Exactly as written, print each record in the listing.

▶ [GIVEN ENTRIES]:

────────────────────────────────────────

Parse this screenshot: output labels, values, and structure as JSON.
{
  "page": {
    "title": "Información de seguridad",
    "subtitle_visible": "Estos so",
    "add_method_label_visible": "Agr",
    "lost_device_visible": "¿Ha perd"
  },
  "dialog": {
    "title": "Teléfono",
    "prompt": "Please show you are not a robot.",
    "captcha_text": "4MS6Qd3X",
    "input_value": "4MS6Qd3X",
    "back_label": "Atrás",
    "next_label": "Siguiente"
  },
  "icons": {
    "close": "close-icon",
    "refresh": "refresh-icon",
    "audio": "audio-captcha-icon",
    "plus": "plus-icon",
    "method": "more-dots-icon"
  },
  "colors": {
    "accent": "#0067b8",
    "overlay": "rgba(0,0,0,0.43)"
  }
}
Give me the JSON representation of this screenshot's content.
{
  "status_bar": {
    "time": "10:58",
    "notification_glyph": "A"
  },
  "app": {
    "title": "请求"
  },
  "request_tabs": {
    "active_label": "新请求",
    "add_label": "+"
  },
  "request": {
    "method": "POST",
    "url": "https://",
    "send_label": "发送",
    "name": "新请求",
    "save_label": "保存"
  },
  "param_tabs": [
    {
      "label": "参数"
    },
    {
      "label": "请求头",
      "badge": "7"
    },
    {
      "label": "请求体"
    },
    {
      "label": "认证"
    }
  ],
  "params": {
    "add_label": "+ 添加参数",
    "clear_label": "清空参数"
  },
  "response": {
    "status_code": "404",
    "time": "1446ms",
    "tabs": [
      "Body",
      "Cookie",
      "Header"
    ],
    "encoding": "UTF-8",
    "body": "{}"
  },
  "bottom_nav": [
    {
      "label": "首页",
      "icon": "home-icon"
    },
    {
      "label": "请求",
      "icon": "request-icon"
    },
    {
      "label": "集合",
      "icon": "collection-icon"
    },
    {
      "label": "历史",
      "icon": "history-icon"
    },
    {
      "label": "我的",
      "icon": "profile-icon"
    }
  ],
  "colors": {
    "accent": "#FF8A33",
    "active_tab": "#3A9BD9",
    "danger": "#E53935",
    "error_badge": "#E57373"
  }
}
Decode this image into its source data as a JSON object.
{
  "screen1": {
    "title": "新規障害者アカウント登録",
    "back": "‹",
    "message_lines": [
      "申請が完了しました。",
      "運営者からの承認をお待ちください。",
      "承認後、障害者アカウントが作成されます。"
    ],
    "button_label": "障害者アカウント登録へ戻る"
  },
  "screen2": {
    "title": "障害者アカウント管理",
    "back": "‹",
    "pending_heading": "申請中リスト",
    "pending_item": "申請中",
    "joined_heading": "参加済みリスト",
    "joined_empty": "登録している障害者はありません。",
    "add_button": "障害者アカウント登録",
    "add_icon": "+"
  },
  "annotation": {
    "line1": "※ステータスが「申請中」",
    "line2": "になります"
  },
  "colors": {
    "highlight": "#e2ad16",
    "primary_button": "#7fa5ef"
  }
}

────────────────────────────────────────

▶ [COMPLETE ANSWER]:
Parse this screenshot: output labels, values, and structure as JSON.
{
  "page": {
    "title": "Información de seguridad",
    "subtitle_visible": "Estos so",
    "add_method_label_visible": "Agr",
    "lost_device_visible": "¿Ha perd"
  },
  "dialog": {
    "title": "Teléfono",
    "prompt": "Please show you are not a robot.",
    "captcha_text": "4MS6Qd3X",
    "input_value": "4MS6Qd3X",
    "back_label": "Atrás",
    "next_label": "Siguiente"
  },
  "icons": {
    "close": "close-icon",
    "refresh": "refresh-icon",
    "audio": "audio-captcha-icon",
    "plus": "plus-icon",
    "method": "more-dots-icon"
  },
  "colors": {
    "accent": "#0067b8",
    "overlay": "rgba(0,0,0,0.43)"
  }
}
Give me the JSON representation of this screenshot's content.
{
  "status_bar": {
    "time": "10:58",
    "notification_glyph": "A"
  },
  "app": {
    "title": "请求"
  },
  "request_tabs": {
    "active_label": "新请求",
    "add_label": "+"
  },
  "request": {
    "method": "POST",
    "url": "https://",
    "send_label": "发送",
    "name": "新请求",
    "save_label": "保存"
  },
  "param_tabs": [
    {
      "label": "参数"
    },
    {
      "label": "请求头",
      "badge": "7"
    },
    {
      "label": "请求体"
    },
    {
      "label": "认证"
    }
  ],
  "params": {
    "add_label": "+ 添加参数",
    "clear_label": "清空参数"
  },
  "response": {
    "status_code": "404",
    "time": "1446ms",
    "tabs": [
      "Body",
      "Cookie",
      "Header"
    ],
    "encoding": "UTF-8",
    "body": "{}"
  },
  "bottom_nav": [
    {
      "label": "首页",
      "icon": "home-icon"
    },
    {
      "label": "请求",
      "icon": "request-icon"
    },
    {
      "label": "集合",
      "icon": "collection-icon"
    },
    {
      "label": "历史",
      "icon": "history-icon"
    },
    {
      "label": "我的",
      "icon": "profile-icon"
    }
  ],
  "colors": {
    "accent": "#FF8A33",
    "active_tab": "#3A9BD9",
    "danger": "#E53935",
    "error_badge": "#E57373"
  }
}
Decode this image into its source data as a JSON object.
{
  "screen1": {
    "title": "新規障害者アカウント登録",
    "back": "‹",
    "message_lines": [
      "申請が完了しました。",
      "運営者からの承認をお待ちください。",
      "承認後、障害者アカウントが作成されます。"
    ],
    "button_label": "障害者アカウント登録へ戻る"
  },
  "screen2": {
    "title": "障害者アカウント管理",
    "back": "‹",
    "pending_heading": "申請中リスト",
    "pending_item": "申請中",
    "joined_heading": "参加済みリスト",
    "joined_empty": "登録している障害者はありません。",
    "add_button": "障害者アカウント登録",
    "add_icon": "+"
  },
  "annotation": {
    "line1": "※ステータスが「申請中」",
    "line2": "になります"
  },
  "colors": {
    "highlight": "#e2ad16",
    "primary_button": "#7fa5ef"
  }
}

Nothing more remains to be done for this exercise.